[Data records]
## start

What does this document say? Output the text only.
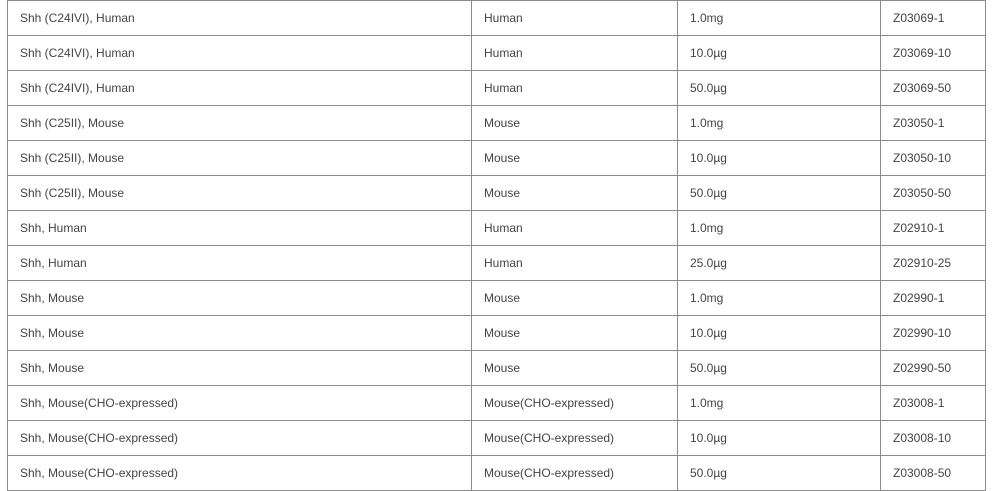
Shh (C24IVI), Human	Human	1.0mg	Z03069-1
Shh (C24IVI), Human	Human	10.0µg	Z03069-10
Shh (C24IVI), Human	Human	50.0µg	Z03069-50
Shh (C25II), Mouse	Mouse	1.0mg	Z03050-1
Shh (C25II), Mouse	Mouse	10.0µg	Z03050-10
Shh (C25II), Mouse	Mouse	50.0µg	Z03050-50
Shh, Human	Human	1.0mg	Z02910-1
Shh, Human	Human	25.0µg	Z02910-25
Shh, Mouse	Mouse	1.0mg	Z02990-1
Shh, Mouse	Mouse	10.0µg	Z02990-10
Shh, Mouse	Mouse	50.0µg	Z02990-50
Shh, Mouse(CHO-expressed)	Mouse(CHO-expressed)	1.0mg	Z03008-1
Shh, Mouse(CHO-expressed)	Mouse(CHO-expressed)	10.0µg	Z03008-10
Shh, Mouse(CHO-expressed)	Mouse(CHO-expressed)	50.0µg	Z03008-50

## end

TASK PROMPT :: Repeat all the records above exactly, leaving out any pictures.

OUTPUT FOR THIS EXERCISE ::
What does this document say? Output the text only.
Shh (C24IVI), Human	Human	1.0mg	Z03069-1
Shh (C24IVI), Human	Human	10.0µg	Z03069-10
Shh (C24IVI), Human	Human	50.0µg	Z03069-50
Shh (C25II), Mouse	Mouse	1.0mg	Z03050-1
Shh (C25II), Mouse	Mouse	10.0µg	Z03050-10
Shh (C25II), Mouse	Mouse	50.0µg	Z03050-50
Shh, Human	Human	1.0mg	Z02910-1
Shh, Human	Human	25.0µg	Z02910-25
Shh, Mouse	Mouse	1.0mg	Z02990-1
Shh, Mouse	Mouse	10.0µg	Z02990-10
Shh, Mouse	Mouse	50.0µg	Z02990-50
Shh, Mouse(CHO-expressed)	Mouse(CHO-expressed)	1.0mg	Z03008-1
Shh, Mouse(CHO-expressed)	Mouse(CHO-expressed)	10.0µg	Z03008-10
Shh, Mouse(CHO-expressed)	Mouse(CHO-expressed)	50.0µg	Z03008-50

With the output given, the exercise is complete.